◆ Directive 1
The excerpt on the TS fuzzy model names several environmental circumstances that can affect the system. List every one of them.

◆ Excerpt to read
_____

Obviously, for the stochastic variables ${\zeta }_k$ and ${\beta }_k$, we show the following:

$$\begin{array}{c}\mathbb{E}\{{(\zeta \left(k\right)-\overline{\zeta })}^2\}=\overline{\zeta }(1-\overline{\zeta }),\mathbb{E}\{{(\beta \left(k\right)-\overline{\beta })}^2\}=\overline{\beta }(1-\overline{\beta })\hfill \end{array}$$

(7)

Remark 1.

• In order to obtain a TS fuzzy model with a few rules, we can perform the sector non-linearity approach [17] for a restrictive number of non-linear terms included in the system under consideration. In addition, due to the environmental circumstances, such as random failures of the system components, sudden environment changes and unexpected change in the subsystem interconnections, etc., the processes are probably influenced by additive randomly occurred non-linear disturbances. Consequently, the term ${\zeta }_k{H}_{i}f\left(x\left(k\right)\right)$ in (1) involves both model uncertainties and random occurred non-linearities.

_____

◆ Directive 2
Copy the stretch of the records from their first line through the line that contains "text-line: автор Leonard", keeping every line unchanged.

_____

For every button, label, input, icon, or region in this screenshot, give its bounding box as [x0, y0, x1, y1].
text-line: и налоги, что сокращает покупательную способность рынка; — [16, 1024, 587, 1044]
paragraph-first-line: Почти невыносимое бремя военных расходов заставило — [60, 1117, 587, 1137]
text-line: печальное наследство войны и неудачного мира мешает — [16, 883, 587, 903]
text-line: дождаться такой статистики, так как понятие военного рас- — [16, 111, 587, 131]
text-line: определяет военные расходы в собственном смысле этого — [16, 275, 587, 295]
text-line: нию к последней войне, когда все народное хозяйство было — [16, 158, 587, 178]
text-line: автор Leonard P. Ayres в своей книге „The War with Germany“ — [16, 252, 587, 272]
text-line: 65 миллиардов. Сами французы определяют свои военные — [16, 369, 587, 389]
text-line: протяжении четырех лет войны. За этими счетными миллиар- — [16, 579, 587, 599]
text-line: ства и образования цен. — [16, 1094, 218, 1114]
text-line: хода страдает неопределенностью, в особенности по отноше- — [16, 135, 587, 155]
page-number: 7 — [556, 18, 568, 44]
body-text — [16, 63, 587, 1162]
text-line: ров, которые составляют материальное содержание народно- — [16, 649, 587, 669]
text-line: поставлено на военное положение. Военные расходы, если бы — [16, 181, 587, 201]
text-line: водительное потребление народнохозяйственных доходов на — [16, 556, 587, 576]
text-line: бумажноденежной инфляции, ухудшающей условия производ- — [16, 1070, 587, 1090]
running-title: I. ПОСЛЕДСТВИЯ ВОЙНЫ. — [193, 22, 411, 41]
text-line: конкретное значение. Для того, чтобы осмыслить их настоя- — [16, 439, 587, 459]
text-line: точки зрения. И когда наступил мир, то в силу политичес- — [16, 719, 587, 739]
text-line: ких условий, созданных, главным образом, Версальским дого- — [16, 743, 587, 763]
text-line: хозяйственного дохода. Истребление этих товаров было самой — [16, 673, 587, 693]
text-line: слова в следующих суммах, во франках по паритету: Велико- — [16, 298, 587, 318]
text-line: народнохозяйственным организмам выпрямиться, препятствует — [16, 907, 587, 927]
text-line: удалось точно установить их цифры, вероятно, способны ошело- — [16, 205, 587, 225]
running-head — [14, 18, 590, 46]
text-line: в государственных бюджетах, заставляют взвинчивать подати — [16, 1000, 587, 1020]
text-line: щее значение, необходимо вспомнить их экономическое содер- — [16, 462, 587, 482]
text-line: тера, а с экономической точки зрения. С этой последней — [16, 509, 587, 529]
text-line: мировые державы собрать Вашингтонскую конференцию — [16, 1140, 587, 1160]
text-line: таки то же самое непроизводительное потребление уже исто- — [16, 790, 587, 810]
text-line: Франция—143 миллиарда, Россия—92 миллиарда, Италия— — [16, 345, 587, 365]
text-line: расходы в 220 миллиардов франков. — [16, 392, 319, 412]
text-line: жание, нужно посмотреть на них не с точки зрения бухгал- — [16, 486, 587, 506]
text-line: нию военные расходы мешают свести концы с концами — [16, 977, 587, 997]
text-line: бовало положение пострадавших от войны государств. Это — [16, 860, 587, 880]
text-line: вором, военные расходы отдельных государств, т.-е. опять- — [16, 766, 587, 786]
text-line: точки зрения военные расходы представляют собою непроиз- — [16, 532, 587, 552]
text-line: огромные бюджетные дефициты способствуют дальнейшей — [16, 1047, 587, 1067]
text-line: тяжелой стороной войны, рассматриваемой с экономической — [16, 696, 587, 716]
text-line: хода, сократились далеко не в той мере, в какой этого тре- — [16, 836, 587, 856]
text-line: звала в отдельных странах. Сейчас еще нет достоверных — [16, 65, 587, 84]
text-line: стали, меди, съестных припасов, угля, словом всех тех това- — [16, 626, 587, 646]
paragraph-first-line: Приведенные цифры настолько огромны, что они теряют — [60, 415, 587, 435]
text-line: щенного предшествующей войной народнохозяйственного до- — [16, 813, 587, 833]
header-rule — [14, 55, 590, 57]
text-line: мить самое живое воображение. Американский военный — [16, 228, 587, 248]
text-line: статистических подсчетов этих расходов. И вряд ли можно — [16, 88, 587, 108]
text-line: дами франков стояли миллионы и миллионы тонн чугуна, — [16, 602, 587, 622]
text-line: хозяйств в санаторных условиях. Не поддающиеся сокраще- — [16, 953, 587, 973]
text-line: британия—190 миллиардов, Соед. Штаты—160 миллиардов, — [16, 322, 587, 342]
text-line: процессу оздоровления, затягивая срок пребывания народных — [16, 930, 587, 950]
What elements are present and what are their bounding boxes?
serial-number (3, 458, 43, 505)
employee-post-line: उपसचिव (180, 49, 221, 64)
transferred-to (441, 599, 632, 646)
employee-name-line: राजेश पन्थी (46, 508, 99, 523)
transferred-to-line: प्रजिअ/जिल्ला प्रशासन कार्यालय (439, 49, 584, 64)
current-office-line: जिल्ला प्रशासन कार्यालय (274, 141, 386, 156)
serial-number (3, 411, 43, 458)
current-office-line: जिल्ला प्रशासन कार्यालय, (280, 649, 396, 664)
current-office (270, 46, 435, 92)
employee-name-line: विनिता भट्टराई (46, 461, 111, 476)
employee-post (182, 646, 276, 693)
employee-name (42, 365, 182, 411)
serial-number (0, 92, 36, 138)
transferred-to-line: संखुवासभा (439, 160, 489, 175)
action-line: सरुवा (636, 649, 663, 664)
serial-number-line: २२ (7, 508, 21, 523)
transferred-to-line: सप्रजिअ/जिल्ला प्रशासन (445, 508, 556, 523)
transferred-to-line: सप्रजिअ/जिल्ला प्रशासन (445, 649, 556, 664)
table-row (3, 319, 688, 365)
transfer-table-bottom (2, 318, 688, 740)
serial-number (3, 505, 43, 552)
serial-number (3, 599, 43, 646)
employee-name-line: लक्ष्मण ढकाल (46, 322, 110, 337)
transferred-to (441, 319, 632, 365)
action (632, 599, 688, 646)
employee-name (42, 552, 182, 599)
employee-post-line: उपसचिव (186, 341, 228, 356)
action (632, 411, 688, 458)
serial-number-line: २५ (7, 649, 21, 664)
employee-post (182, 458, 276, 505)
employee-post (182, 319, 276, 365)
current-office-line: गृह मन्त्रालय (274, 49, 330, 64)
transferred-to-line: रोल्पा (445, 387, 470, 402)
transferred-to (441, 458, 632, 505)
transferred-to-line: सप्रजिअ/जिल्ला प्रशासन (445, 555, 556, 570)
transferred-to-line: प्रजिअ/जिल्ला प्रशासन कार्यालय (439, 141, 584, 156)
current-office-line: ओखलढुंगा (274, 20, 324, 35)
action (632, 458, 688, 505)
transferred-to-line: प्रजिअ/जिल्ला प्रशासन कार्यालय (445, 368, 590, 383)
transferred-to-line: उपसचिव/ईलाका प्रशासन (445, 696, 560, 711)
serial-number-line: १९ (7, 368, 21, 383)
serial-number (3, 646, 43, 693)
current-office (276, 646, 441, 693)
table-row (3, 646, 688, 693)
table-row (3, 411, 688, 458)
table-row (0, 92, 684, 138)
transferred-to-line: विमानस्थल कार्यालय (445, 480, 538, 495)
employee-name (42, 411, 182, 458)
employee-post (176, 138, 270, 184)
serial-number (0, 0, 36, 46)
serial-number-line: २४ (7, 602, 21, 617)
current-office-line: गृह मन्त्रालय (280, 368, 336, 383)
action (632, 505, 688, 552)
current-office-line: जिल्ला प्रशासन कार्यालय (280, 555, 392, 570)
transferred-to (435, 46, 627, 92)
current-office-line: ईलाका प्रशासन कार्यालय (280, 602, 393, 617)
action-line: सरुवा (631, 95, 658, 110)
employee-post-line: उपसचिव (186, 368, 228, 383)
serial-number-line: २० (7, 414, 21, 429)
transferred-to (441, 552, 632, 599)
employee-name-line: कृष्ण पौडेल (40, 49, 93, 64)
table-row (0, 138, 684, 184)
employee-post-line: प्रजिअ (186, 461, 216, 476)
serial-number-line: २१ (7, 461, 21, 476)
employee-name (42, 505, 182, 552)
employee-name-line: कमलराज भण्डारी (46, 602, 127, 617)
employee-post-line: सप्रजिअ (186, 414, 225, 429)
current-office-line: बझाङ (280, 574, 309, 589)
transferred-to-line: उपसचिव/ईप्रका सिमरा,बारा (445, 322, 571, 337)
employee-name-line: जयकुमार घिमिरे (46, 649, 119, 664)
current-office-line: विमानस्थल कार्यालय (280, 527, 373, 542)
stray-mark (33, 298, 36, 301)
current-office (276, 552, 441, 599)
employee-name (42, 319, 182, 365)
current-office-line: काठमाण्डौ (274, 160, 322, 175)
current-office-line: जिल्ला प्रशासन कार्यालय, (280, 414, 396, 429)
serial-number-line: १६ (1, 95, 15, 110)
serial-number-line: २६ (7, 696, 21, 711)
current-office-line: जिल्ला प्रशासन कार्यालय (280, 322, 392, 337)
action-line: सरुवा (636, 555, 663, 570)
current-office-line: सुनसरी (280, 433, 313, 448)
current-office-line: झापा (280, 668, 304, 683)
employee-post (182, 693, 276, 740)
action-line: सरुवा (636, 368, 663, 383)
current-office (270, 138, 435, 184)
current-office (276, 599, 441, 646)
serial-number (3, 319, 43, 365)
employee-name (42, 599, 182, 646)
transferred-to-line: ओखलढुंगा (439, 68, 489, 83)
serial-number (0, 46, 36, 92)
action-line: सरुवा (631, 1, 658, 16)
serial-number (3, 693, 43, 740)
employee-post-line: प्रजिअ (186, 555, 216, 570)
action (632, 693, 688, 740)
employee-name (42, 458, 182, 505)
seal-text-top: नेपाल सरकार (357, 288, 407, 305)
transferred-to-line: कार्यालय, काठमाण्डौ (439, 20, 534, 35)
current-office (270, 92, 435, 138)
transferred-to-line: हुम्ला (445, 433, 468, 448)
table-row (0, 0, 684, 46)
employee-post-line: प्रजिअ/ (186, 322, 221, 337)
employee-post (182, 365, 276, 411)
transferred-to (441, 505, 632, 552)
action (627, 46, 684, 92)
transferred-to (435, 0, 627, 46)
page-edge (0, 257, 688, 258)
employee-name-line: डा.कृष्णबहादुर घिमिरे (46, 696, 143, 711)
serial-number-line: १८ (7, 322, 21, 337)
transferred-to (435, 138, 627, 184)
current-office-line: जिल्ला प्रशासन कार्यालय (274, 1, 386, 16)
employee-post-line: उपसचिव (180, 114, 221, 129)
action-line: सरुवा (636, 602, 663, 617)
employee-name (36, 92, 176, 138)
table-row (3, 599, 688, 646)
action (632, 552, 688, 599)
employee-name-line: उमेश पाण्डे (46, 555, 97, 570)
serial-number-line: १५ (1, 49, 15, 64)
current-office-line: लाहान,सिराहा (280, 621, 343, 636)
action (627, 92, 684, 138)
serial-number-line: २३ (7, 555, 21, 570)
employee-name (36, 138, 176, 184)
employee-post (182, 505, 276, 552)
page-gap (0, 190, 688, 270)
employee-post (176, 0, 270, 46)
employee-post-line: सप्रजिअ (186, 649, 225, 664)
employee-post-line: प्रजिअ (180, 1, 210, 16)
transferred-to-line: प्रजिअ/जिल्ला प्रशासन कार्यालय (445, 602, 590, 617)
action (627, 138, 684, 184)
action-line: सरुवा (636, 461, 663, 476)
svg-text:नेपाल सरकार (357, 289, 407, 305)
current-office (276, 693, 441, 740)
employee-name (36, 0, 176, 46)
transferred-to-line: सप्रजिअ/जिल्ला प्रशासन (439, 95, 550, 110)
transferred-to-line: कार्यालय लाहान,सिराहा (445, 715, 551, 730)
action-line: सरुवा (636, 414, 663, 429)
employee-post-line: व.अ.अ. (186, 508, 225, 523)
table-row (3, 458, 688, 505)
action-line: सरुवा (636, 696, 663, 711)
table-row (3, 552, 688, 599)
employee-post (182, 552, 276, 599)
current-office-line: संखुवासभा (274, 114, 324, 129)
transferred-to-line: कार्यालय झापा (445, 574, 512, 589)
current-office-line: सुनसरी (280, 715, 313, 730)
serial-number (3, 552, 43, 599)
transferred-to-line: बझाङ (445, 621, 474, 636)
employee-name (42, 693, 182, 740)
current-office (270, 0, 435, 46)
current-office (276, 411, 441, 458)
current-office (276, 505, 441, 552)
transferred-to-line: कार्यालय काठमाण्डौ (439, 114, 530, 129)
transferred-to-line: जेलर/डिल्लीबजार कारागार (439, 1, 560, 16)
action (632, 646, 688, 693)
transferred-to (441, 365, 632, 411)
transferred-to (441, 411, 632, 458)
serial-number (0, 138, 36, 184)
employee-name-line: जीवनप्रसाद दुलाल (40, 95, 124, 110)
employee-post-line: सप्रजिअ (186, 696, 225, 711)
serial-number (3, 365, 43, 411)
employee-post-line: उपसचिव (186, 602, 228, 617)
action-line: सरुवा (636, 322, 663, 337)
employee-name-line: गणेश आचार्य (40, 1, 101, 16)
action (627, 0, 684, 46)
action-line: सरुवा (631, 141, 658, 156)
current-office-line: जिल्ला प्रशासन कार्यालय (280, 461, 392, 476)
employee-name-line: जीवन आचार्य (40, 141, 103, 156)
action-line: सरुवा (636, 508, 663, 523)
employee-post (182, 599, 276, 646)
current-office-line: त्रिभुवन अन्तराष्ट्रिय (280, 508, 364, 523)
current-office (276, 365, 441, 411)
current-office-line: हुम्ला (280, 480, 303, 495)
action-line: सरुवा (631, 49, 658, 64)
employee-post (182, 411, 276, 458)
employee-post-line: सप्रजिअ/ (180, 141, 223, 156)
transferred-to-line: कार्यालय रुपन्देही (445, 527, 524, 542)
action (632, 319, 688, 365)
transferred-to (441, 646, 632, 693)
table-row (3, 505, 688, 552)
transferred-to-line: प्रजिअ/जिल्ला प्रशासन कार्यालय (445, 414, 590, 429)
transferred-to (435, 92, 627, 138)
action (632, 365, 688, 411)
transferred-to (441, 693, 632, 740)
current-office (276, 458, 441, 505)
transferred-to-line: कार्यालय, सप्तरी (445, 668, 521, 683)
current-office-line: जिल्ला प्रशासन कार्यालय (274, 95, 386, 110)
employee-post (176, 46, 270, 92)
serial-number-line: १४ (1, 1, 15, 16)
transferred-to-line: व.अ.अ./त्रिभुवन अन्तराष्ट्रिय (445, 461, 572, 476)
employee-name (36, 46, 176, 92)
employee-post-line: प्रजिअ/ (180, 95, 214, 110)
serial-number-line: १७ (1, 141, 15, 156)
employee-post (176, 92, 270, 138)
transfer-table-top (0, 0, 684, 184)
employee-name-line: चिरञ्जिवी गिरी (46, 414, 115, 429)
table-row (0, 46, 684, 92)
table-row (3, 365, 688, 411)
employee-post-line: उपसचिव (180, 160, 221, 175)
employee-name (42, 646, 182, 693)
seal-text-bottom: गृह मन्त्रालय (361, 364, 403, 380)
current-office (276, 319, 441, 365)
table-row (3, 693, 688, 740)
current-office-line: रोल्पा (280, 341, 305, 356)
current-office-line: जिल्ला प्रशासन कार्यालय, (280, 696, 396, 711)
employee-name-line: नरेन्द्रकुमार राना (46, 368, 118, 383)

_____

◆ Right answer 1
- random failures of the system components
- sudden environment changes
- unexpected change in the subsystem interconnections

◆ Right answer 2
For every button, label, input, icon, or region in this screenshot, give its bounding box as [x0, y0, x1, y1].
text-line: и налоги, что сокращает покупательную способность рынка; — [16, 1024, 587, 1044]
paragraph-first-line: Почти невыносимое бремя военных расходов заставило — [60, 1117, 587, 1137]
text-line: печальное наследство войны и неудачного мира мешает — [16, 883, 587, 903]
text-line: дождаться такой статистики, так как понятие военного рас- — [16, 111, 587, 131]
text-line: определяет военные расходы в собственном смысле этого — [16, 275, 587, 295]
text-line: нию к последней войне, когда все народное хозяйство было — [16, 158, 587, 178]
text-line: автор Leonard P. Ayres в своей книге „The War with Germany“ — [16, 252, 587, 272]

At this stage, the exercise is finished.